[Stored items]
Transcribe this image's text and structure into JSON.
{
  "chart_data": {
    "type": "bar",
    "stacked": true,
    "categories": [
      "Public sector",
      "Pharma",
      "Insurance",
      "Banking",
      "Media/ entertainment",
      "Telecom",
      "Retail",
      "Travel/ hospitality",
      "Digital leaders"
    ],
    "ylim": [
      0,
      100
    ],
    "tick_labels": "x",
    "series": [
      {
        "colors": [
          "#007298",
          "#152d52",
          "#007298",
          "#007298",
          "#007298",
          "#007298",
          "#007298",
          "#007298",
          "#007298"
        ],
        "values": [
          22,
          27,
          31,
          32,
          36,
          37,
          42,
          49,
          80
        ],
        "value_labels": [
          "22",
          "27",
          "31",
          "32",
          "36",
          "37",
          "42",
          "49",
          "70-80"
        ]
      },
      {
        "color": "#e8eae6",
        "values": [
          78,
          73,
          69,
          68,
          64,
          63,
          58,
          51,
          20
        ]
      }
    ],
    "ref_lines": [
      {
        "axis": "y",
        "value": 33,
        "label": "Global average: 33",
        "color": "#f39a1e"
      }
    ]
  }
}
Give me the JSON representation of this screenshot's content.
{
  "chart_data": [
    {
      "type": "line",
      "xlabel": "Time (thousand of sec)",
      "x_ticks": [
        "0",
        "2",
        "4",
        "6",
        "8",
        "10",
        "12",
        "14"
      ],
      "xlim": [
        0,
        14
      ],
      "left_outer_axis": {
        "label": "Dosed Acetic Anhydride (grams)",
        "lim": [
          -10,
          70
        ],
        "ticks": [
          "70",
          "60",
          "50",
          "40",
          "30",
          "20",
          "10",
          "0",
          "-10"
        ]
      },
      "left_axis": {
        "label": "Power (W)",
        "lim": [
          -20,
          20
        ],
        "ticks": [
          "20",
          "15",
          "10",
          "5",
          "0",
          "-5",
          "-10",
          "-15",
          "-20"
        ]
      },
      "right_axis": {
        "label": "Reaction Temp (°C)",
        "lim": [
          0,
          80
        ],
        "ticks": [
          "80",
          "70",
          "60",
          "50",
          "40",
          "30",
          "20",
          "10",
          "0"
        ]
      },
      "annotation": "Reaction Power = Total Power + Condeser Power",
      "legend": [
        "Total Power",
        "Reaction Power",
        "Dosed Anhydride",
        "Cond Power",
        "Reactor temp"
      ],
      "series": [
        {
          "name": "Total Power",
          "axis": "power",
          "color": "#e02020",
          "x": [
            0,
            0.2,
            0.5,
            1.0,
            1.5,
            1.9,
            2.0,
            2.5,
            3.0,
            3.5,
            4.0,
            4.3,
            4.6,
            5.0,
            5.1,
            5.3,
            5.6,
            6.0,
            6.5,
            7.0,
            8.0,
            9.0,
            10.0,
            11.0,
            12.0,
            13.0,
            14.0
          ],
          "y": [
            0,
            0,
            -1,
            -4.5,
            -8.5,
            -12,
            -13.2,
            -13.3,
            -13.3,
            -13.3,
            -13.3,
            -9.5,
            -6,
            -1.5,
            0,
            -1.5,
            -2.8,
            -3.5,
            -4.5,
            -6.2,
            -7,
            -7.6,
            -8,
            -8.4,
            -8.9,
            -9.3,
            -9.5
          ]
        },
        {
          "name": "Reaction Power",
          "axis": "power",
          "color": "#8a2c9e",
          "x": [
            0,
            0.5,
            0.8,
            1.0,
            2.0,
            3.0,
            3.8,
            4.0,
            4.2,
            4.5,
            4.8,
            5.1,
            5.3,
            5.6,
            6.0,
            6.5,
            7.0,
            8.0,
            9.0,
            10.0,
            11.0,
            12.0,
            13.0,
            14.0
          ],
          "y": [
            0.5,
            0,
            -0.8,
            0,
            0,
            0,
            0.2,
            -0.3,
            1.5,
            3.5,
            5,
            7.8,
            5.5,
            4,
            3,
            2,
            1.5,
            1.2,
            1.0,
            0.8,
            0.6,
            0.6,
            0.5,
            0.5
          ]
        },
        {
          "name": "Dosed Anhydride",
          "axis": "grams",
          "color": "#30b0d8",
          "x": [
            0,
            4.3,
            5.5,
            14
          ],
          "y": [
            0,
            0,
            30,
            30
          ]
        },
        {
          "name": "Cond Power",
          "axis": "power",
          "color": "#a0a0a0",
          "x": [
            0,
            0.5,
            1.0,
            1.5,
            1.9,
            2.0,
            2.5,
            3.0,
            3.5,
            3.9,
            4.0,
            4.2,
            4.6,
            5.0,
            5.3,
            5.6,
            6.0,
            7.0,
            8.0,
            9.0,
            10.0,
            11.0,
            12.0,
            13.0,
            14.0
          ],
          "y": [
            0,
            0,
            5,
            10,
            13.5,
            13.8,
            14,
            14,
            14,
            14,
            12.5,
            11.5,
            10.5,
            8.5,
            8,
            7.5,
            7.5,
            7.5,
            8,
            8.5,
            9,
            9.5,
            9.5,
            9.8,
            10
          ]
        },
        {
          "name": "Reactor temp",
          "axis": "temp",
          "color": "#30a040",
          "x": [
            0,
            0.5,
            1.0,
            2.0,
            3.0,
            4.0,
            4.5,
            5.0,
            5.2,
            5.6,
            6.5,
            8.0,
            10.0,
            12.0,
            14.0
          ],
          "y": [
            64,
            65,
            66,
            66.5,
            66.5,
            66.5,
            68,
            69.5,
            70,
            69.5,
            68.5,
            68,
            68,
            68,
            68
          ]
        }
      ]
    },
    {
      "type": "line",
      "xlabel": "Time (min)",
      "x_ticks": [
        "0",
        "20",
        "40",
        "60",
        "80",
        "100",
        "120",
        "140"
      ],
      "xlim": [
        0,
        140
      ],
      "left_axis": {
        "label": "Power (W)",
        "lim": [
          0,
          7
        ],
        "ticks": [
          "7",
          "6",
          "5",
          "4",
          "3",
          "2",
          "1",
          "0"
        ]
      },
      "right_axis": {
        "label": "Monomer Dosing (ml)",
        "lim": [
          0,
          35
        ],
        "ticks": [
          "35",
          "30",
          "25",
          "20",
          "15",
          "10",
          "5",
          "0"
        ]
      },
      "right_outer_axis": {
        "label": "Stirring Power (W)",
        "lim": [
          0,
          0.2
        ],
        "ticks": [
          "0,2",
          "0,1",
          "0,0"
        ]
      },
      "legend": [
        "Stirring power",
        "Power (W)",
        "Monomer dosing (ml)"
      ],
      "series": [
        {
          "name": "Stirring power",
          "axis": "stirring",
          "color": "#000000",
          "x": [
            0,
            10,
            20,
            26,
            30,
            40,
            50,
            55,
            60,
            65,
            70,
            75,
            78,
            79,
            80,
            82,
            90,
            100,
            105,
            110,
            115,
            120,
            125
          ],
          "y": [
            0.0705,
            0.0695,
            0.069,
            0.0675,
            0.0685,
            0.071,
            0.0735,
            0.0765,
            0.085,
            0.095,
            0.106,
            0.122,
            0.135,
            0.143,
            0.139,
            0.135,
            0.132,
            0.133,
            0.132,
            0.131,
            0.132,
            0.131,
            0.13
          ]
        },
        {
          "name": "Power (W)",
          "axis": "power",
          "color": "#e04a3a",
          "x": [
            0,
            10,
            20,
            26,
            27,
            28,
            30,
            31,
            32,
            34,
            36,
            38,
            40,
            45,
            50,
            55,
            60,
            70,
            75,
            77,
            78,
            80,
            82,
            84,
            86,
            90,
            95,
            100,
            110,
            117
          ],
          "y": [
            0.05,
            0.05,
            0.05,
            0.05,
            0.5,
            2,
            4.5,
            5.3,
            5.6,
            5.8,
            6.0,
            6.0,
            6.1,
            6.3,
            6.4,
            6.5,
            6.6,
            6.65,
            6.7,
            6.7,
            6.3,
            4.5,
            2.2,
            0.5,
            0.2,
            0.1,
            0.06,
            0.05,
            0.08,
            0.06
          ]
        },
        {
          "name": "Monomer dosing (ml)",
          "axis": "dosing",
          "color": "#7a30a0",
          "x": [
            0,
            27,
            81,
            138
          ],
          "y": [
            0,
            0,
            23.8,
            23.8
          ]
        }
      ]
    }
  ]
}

■ Written request ■
Find the lines of the material that hold the word "grams" and report their count alone.

■ Answer below ■
2